_Written tasks_:
1. Update the Columbus travel article's passage starting with "SOMETIMES, WALKING THE" and going on through "enthusiasm for diversity.", putting "coffeehouses" in place of "cafés".
2. Write what comes next in the Columbus travel article, picking up after its final sentence.

** Begin Extract provided **

SOMETIMES, WALKING THE STREETS of Columbus, Ohio, it’s easy to think you’re in Old Europe. In the Victorian Village district, 100-year-old Richardsonian Romanesque and Queen Anne mansions, with their steep roofs and colorful towers, stand alongside newly refinished Gothic Revivals, distinguished by high-pitched gable roofs and pointed arch windows. If you duck into one of the neighborhood cafés, you might hear conversation in three or four languages, thanks to nearby Ohio State University and a local enthusiasm for diversity.

A five-minute drive to the south, in historic German Village, you can walk the tree-lined brick paths from the Meeting Haus Platz (which houses the annual GartenMarkt on May 10) to the Village Valuables & Bratwurst Bistro, the city’s largest open market. Here businesses and residents fill their yards, porches and sidewalks with trinkets homemade and imported, and children sell lemonade in paper cups.

It’s another five-minute drive to the Short North Arts District. Except for the absence of bustle and traffic, you might feel as if you’re in Manhattan as you browse the hip upscale gallery and dining scene. Five minutes more and you could be sitting down at a restaurant table in Confluence Park, where the Scioto and Olentangy rivers meet in a setting that suggests (albeit in miniature) the confluence of the Rhine and the Moselle in Germany. For nightlife, it’s just another five minutes to the Arena District, a new urbanist development and the city’s latest hotspot. Here you can enjoy great food, take in a movie and watch an Arena Football or NHL hockey game at Nationwide Arena—all on the same night.

ART HIGH AND LOW
The downtown Columbus Museum of Art (480 E. Broad St.; 614-221-6801) has long been considered world-class. Indeed, Gertrude Stein remembered it fondly in her 1937 Everybody’s Autobiography: “It was all Cubist and good Picassos and Juan Gris and others but really good ones. There had never been anything like that either in choice or quality or like that in any other museum.”

The collection now includes major works by Monet, Matisse, Renoir, Hopper and O’Keeffe, as well as a wide variety of Impressionists and German Expressionists. The museum also has the largest public collection of wood carvings by Columbus folk artist Elijah Pierce, whose America was populated with cowboys and hoboes, cartoon icons like Popeye, and sports heroes such as home-run king Hank Aaron. Worth noting, too, is the world’s largest repository of works by Columbus native George Bellows, widely regarded as the finest American artist at the dawn of the 20th century.

On the city’s north side, the Wexner Center for the Arts (1871 N. High St.; 614-292-3535) specializes in cutting-edge contemporary American and international art, including installations, films and a performing arts series. Upcoming summer-long exhibitions include abstract painter Mary Heilmann’s career retrospective “To Be Someone,” which weds traditional crafts with postmodern canvas work, and graphic novelist Jeff Smith’s “Bone and Beyond,” displaying Smith’s original comic-book art alongside the work of master artists Charles Schulz, Garry Trudeau and Will Eisner.

** End Extract provided **
** Begin Data records **

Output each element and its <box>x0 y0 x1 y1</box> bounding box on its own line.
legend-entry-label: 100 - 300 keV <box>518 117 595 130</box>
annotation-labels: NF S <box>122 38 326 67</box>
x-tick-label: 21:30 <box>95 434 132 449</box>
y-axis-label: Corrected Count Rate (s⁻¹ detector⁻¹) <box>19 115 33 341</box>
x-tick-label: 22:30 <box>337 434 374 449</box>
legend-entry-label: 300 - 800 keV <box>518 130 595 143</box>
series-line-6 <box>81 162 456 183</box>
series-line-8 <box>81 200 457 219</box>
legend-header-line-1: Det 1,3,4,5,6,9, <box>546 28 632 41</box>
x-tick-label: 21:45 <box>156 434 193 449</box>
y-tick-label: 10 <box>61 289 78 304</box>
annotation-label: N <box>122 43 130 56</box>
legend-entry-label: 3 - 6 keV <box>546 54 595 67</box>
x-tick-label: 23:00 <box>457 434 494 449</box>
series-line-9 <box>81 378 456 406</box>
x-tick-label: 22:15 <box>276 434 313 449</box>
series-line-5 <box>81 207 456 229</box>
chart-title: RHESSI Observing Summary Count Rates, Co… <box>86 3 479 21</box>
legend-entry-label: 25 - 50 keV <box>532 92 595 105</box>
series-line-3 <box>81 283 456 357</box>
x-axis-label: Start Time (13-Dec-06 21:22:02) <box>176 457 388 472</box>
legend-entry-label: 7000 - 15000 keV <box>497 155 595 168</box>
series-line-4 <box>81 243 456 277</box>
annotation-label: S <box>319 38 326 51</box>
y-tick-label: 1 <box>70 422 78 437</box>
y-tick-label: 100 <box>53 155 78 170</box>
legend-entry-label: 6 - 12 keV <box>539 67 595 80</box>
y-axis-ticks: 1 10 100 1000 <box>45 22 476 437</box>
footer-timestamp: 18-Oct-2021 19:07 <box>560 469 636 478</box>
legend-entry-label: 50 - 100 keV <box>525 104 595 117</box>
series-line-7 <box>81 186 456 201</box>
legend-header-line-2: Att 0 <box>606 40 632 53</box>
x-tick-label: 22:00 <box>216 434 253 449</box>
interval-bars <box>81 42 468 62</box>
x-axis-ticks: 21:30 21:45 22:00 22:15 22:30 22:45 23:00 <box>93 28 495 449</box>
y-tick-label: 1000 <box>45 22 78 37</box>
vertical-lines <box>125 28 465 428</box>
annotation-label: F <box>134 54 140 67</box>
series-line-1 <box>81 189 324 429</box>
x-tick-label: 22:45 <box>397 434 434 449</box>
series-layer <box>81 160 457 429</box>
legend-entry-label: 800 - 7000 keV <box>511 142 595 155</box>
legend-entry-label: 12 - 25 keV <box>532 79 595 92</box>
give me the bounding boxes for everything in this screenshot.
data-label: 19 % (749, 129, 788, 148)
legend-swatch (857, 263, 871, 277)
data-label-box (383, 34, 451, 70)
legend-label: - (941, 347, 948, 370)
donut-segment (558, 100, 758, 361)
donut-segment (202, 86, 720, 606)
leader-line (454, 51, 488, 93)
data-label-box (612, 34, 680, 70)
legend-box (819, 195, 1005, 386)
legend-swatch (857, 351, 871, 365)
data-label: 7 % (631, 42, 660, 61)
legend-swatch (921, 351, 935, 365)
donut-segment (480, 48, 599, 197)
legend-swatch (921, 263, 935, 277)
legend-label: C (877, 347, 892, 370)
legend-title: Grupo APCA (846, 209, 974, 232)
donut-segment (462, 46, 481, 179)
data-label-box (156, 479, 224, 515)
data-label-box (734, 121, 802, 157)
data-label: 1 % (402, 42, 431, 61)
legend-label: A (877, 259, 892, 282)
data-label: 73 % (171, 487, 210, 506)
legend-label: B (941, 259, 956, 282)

** End Data records **

_Outputs in order_:
1.
SOMETIMES, WALKING THE STREETS of Columbus, Ohio, it’s easy to think you’re in Old Europe. In the Victorian Village district, 100-year-old Richardsonian Romanesque and Queen Anne mansions, with their steep roofs and colorful towers, stand alongside newly refinished Gothic Revivals, distinguished by high-pitched gable roofs and pointed arch windows. If you duck into one of the neighborhood coffeehouses, you might hear conversation in three or four languages, thanks to nearby Ohio State University and a local enthusiasm for diversity.

2.
THE NATURAL WORLD
Just east of downtown, the Franklin Park Conservatory (1777 E. Broad St.; 614-645-8733) is the Midwest’s premier botanical garden. Its many greenhouses replicate environments like the cool Himalayas, a Pacific island water garden, a tropical rain forest and an arid desert. In addition to the bonsai, orchid and palm collections, visitors can enjoy more than 100 species of butterflies and a collection of Dale Chihuly’s blown-glass sculptures.

To the northwest, the Columbus Zoo & Aquarium (9990 Riverside Dr.; 614-645-3550), best known for its association with director emeritus Jack Hanna, is home to some 6,000 animals representing more than 700 species. For those who like their nature more, well, natural, the 4,705-acre Hoover Reservoir Area (7701 Sunbury Rd.; 614-645-3350) offers opportunities for kayaking, birding (both shore birds and waterfowl) and fishing, from sunup to sundown.

Golf lovers should explore the 24,000-square-foot Jack Nicklaus Museum (2355 Olentangy River Rd.; 614-247-5959), with its hall of fame–style exhibits, golf theater and pro shop. Nicklaus himself has been known to make unannounced visits.

PAST AND PRESENT
Downtown, on the Battelle Riverfront, the city honors its namesake, Christopher Columbus, by way of a 98-foot working replica of the Santa Maria that brought him and his crew to the New World in 1492. The Santa Maria Seeds of Change Visitor Education Center (25 Marconi Blvd.; 614-645-0351) also celebrates human ingenuity with its Invisibility Exhibit, which demonstrates the scientific theory that objects can be rendered invisible by the bending of light. Stepping from the main deck and into the Invisibility Exhibit, the visitor feels pleasingly suspended between two continents separated by 500 years.

END OF THE DAY
The Arena District is the perfect place to wind down, whether your idea of a peaceful evening is a late movie at the luxurious Arena Grand Movie Theater (614-470-9900), a concert, a hockey or football game at Nationwide Arena (614-246-2000) or a quiet stroll beneath the Union Station Arch in romantic McFerson Commons Park, where the city’s 19th century train depot used to be. Consider, too, the pleasures of ice skating at the Dispatch Ice Haus (614-246-3380), where you can take a leisurely glide around the indoor skating rink—with one glass wall, so you can see outside.

Afterward, have a beer or even a late-night pizza at the upscale Frog Bear & Wild Boar (343 N. Front St.; 614-621-9453). Or turn in early enough to enjoy tomorrow’s 6 a.m. breakfast call at the Rise & Dine (277 W. Nationwide Blvd.; 614-222-3008). Then watch the sun rise over downtown in the city where Old World meets the new.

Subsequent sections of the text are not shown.